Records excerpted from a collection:
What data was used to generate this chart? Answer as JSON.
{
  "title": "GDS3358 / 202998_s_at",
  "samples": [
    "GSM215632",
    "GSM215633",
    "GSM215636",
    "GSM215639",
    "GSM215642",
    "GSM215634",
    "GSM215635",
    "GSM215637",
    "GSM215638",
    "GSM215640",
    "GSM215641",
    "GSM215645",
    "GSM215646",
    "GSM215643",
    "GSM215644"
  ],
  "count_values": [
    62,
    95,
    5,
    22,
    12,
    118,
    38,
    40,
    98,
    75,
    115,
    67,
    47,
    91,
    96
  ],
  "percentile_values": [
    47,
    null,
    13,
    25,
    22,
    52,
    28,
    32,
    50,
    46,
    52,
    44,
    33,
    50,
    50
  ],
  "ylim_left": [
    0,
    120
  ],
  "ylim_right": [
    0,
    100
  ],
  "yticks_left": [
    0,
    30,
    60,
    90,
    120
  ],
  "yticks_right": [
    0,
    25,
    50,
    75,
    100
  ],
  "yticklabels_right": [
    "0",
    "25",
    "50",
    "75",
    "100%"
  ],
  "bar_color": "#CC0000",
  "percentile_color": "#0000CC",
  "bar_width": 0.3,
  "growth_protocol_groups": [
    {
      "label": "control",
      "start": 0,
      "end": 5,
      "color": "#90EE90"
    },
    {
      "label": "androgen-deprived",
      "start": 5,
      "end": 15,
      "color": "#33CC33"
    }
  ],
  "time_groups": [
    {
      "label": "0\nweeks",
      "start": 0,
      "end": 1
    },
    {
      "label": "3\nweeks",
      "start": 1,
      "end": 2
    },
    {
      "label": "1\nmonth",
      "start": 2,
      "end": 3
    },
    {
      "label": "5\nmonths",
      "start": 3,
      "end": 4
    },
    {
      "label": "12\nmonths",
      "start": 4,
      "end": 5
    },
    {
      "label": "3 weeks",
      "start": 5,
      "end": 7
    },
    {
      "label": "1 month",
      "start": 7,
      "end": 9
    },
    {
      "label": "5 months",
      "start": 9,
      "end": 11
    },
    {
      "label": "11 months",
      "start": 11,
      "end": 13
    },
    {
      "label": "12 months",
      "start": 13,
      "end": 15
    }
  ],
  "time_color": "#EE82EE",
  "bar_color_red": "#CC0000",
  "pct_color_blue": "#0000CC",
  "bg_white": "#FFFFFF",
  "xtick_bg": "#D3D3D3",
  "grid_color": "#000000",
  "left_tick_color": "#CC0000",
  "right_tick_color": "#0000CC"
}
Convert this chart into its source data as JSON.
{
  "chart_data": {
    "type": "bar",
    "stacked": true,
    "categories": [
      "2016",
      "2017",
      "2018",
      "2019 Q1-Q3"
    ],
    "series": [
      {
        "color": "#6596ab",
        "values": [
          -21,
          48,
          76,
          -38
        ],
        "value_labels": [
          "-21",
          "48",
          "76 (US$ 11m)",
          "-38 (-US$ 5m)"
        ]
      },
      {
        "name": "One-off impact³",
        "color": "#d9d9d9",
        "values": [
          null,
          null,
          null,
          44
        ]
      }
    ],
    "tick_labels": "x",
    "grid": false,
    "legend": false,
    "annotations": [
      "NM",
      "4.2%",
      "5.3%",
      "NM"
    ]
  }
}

...

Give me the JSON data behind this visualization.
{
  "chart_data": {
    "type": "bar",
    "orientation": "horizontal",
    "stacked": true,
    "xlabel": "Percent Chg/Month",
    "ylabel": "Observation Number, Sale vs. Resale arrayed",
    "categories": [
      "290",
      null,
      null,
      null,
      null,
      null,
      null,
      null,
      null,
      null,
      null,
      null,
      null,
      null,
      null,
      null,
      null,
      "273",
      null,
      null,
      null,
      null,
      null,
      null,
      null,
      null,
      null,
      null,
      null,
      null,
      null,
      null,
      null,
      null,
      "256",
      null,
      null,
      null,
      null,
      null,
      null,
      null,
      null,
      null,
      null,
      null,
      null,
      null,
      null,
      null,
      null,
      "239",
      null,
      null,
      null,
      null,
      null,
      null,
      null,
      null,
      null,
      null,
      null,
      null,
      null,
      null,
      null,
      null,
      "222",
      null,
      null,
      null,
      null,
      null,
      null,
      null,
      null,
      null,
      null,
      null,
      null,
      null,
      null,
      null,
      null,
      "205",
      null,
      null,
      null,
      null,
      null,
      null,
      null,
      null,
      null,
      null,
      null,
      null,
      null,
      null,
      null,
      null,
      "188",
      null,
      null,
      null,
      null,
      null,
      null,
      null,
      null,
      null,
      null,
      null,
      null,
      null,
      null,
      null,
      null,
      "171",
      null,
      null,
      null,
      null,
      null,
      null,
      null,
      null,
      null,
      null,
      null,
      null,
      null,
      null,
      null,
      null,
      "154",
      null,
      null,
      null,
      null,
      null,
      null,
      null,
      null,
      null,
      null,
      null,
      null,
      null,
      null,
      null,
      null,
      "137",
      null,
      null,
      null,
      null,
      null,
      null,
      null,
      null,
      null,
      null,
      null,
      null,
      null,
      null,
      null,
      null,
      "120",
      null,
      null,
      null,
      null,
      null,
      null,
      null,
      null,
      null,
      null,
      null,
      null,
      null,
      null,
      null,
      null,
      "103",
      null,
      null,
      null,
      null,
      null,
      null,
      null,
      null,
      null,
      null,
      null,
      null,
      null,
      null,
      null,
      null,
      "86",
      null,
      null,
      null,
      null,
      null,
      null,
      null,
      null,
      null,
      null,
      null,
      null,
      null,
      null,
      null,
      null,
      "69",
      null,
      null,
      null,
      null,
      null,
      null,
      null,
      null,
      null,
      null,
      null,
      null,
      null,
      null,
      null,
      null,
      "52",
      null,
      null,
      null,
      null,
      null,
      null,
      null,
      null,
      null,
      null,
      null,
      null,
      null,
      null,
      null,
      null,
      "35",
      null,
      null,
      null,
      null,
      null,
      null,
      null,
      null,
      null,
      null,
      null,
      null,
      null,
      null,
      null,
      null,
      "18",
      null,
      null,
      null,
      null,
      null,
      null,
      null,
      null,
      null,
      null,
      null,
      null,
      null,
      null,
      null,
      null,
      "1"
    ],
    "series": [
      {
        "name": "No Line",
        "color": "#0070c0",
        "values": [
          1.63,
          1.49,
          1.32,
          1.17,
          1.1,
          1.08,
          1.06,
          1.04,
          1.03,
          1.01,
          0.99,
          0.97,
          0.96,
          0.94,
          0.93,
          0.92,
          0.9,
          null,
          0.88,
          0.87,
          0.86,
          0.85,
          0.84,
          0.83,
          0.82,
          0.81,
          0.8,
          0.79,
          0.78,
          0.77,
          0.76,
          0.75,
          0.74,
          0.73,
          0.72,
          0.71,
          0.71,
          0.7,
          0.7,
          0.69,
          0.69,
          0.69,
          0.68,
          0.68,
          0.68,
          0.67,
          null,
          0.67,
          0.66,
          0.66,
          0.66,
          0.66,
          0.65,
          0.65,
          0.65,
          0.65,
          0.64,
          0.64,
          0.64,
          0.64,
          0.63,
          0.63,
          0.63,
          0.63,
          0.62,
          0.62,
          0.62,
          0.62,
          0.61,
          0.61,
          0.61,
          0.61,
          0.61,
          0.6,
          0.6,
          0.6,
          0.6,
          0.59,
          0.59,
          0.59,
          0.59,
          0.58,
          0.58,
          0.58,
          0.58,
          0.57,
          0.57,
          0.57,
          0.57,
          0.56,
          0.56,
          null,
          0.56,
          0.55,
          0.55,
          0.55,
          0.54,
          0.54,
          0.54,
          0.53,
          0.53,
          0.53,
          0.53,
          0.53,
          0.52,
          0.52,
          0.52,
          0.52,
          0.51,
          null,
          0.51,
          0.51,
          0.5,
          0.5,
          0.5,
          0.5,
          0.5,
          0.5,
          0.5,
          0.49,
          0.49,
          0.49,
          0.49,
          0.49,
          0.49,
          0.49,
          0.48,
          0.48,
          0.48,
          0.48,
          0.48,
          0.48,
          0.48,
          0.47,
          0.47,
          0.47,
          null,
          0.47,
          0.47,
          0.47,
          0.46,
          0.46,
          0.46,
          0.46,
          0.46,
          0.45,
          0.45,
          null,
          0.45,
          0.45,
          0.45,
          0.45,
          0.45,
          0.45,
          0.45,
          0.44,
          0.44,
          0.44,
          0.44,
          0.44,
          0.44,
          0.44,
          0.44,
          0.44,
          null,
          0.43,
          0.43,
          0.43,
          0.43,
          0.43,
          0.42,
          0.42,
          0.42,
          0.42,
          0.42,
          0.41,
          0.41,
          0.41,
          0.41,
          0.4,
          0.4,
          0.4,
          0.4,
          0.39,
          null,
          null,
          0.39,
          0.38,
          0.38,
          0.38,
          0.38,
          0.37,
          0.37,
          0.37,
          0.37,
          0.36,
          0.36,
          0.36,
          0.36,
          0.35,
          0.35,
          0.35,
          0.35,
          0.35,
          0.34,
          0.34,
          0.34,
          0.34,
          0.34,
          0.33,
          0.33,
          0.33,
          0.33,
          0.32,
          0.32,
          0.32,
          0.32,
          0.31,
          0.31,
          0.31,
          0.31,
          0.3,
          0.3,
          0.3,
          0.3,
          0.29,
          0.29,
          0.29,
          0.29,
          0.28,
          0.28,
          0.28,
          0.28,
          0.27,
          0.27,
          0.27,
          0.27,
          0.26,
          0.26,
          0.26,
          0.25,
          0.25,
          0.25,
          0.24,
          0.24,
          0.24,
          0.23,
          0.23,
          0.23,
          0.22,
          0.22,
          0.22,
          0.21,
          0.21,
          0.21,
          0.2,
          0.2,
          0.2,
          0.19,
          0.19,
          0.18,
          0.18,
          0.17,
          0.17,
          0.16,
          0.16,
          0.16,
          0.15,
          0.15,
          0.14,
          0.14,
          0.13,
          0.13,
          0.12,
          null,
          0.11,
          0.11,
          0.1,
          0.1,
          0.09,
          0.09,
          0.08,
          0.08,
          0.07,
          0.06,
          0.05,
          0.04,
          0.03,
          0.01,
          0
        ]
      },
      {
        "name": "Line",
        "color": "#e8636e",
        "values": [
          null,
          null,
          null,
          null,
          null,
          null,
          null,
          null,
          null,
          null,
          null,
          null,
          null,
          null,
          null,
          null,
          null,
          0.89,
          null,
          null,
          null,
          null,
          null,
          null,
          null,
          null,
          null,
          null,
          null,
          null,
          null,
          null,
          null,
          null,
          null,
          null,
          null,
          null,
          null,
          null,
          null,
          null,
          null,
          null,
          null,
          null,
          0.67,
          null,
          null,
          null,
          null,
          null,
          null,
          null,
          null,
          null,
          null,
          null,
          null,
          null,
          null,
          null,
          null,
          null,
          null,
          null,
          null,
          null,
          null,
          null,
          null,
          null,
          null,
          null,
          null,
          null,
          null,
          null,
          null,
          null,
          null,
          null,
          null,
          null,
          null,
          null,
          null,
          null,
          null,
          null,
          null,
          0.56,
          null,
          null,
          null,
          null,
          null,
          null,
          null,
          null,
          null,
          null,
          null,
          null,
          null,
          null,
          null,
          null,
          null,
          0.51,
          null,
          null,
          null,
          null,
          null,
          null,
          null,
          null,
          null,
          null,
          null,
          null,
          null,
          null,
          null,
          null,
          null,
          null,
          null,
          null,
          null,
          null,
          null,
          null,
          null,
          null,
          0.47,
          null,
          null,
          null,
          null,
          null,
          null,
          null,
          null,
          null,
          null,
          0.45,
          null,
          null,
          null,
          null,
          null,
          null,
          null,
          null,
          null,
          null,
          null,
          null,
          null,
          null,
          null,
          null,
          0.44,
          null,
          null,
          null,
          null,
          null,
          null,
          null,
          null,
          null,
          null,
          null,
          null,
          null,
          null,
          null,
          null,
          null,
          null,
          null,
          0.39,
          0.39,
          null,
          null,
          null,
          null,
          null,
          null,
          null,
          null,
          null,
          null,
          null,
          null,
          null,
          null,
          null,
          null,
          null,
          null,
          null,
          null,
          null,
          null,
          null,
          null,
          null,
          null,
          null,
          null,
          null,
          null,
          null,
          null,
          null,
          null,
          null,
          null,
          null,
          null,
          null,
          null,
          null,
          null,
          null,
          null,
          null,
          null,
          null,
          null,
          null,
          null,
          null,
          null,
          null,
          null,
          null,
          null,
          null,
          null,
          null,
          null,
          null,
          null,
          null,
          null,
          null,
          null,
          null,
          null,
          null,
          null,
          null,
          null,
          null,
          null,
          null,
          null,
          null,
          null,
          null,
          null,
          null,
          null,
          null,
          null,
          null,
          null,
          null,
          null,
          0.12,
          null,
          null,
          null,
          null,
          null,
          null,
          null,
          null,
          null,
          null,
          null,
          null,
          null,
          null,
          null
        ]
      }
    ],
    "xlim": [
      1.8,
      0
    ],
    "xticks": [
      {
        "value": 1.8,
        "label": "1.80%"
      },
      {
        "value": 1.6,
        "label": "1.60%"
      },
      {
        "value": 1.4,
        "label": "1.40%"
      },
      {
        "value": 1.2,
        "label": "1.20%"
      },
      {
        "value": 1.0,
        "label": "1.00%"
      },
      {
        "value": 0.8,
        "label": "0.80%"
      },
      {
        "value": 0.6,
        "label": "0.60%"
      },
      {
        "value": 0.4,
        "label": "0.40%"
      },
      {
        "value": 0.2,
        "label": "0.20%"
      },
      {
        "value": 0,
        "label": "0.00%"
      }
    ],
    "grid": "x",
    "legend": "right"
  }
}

* * *

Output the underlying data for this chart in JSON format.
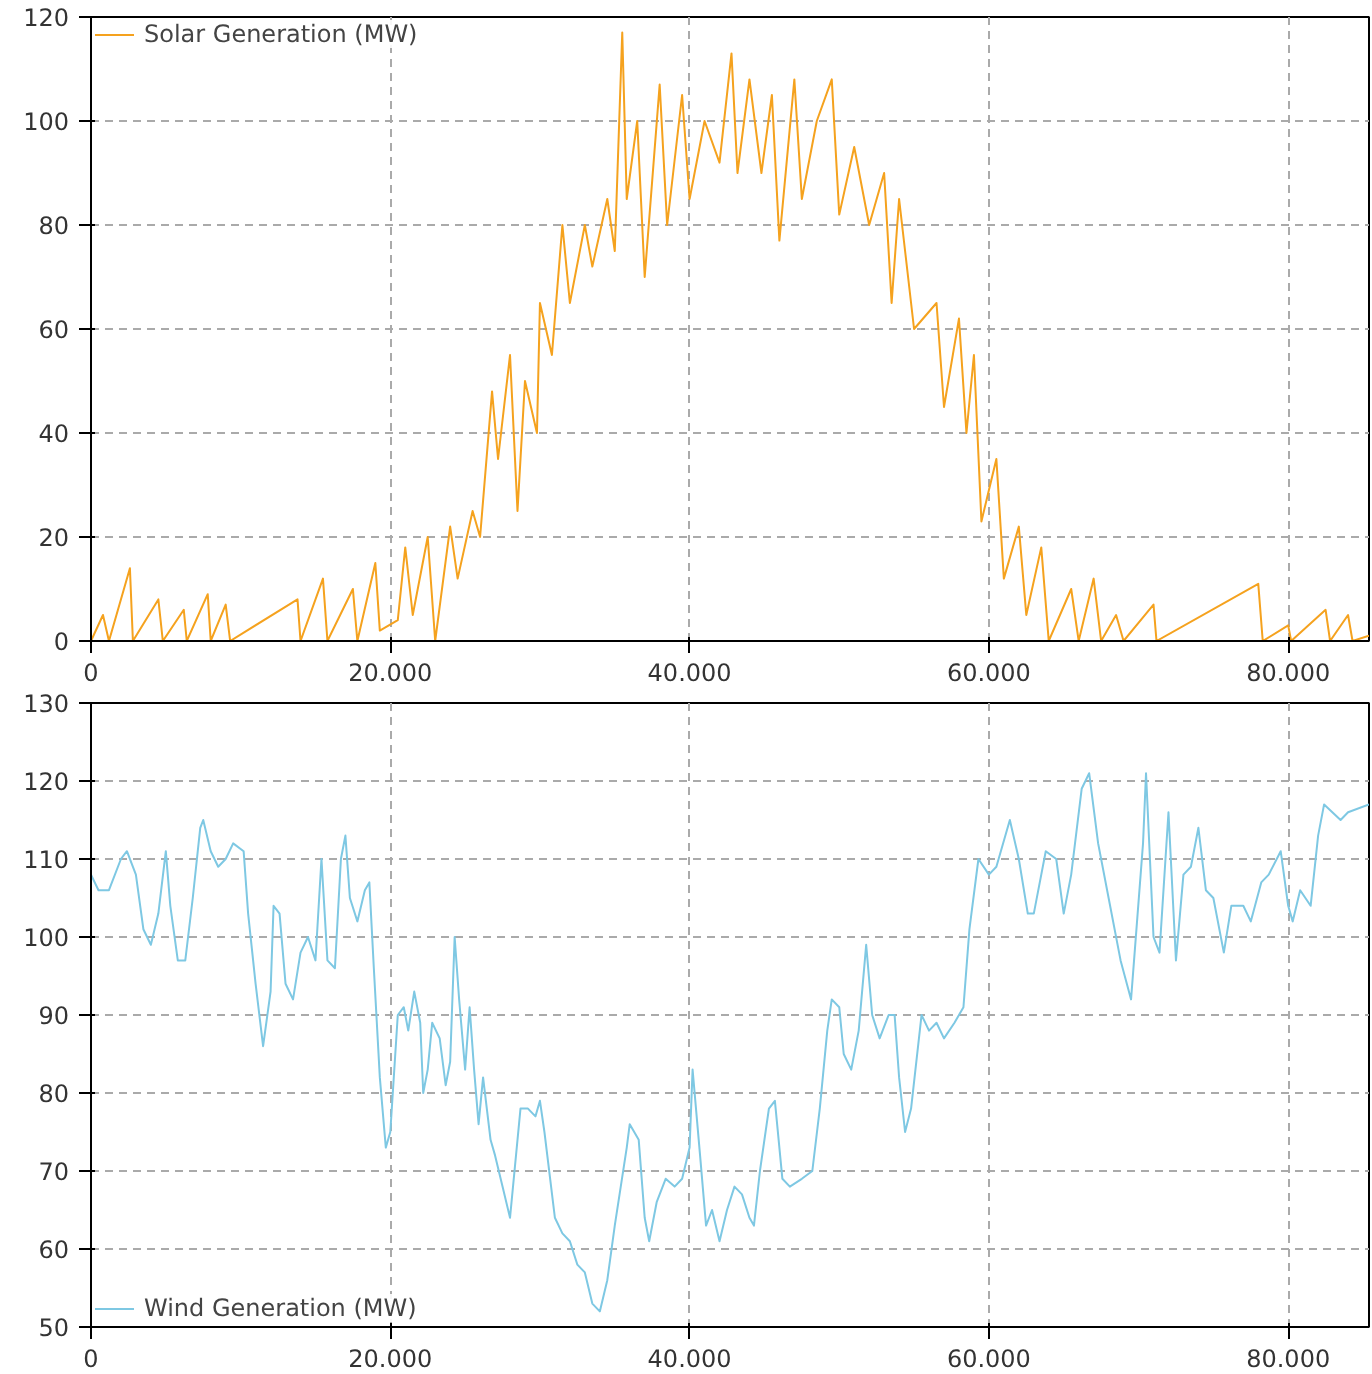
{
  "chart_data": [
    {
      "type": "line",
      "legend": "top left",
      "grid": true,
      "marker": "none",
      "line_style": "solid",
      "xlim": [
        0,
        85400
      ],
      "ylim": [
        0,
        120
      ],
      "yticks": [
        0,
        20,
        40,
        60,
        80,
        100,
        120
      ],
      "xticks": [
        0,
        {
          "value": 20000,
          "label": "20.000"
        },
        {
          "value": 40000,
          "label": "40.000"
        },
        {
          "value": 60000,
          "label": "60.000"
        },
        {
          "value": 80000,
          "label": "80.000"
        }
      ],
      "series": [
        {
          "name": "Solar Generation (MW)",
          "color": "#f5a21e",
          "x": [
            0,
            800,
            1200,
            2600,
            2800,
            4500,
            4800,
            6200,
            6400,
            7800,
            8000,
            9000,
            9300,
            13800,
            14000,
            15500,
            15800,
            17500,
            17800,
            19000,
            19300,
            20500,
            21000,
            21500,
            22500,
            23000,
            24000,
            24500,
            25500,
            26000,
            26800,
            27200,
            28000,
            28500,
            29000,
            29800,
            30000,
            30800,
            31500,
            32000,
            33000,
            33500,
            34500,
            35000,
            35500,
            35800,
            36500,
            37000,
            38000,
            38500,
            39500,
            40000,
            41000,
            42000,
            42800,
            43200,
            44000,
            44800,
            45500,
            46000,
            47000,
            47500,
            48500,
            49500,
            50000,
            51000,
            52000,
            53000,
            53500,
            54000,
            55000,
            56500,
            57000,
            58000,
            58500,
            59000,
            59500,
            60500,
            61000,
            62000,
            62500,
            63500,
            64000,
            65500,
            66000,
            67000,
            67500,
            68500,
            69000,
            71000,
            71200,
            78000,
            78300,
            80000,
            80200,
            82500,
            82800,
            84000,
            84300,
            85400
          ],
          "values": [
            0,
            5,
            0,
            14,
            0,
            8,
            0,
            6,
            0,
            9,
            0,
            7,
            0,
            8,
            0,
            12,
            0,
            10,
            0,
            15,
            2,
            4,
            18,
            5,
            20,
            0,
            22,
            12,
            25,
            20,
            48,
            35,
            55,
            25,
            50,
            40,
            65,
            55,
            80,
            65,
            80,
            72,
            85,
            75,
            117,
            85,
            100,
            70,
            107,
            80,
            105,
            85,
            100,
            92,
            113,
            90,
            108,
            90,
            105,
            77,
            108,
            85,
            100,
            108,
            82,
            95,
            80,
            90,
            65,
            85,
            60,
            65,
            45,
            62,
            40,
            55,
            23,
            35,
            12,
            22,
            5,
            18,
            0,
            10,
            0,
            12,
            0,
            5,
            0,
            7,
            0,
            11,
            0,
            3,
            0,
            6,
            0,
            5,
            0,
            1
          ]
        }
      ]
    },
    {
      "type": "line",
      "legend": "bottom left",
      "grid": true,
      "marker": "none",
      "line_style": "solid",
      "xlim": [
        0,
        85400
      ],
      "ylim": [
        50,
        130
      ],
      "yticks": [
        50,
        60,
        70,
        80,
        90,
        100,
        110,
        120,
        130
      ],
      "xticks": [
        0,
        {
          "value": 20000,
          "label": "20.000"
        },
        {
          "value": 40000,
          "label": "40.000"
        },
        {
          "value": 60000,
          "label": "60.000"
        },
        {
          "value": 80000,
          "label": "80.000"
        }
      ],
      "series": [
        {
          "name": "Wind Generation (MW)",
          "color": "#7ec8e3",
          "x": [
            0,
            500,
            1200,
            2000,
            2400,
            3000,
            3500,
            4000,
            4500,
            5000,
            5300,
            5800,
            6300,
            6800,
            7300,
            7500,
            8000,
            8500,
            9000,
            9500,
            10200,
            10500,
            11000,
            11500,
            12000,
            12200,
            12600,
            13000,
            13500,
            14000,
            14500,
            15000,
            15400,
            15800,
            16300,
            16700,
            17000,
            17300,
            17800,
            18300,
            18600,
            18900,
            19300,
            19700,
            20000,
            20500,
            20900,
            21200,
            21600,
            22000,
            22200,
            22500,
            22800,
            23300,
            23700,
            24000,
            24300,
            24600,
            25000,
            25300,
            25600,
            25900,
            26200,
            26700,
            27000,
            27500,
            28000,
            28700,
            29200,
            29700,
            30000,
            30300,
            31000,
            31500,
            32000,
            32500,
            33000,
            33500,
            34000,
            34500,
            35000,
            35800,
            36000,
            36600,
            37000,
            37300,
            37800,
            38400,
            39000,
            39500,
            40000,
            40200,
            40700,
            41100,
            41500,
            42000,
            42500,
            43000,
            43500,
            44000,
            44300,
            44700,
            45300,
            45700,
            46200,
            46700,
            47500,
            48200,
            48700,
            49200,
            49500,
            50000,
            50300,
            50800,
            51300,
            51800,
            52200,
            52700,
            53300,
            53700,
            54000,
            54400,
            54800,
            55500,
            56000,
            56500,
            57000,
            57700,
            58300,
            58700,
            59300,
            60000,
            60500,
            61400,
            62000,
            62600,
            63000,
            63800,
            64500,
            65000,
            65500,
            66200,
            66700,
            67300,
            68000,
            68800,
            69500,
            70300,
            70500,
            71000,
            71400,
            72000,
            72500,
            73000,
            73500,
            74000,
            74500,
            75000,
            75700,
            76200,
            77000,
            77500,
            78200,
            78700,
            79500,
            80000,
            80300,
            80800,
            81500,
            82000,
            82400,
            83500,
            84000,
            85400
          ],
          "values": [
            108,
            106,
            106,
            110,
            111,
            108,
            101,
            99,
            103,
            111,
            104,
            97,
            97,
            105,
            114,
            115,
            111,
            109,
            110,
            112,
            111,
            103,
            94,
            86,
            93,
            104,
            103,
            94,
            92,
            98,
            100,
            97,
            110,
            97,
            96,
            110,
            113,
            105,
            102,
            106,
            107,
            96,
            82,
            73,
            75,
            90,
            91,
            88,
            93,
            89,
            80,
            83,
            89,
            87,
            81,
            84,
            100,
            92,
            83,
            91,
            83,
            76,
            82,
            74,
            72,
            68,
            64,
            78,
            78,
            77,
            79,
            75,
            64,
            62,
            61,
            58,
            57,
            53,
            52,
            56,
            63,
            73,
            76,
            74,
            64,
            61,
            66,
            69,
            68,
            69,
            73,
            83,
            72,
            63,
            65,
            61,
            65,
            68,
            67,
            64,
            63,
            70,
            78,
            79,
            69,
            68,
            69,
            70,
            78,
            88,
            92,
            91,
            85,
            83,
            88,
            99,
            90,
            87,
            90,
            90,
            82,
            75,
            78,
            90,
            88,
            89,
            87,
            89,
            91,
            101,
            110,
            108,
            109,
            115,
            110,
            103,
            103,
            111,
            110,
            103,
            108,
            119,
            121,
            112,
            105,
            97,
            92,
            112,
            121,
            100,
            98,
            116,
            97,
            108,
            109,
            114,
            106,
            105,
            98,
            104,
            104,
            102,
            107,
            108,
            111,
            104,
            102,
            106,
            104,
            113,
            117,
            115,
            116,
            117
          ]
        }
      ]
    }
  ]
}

Set task:
Copy out every line from the material above in which the word "legend" appears.

Expected output:
    "legend": false,
    "legend": "right"
      "legend": "top left",
      "legend": "bottom left",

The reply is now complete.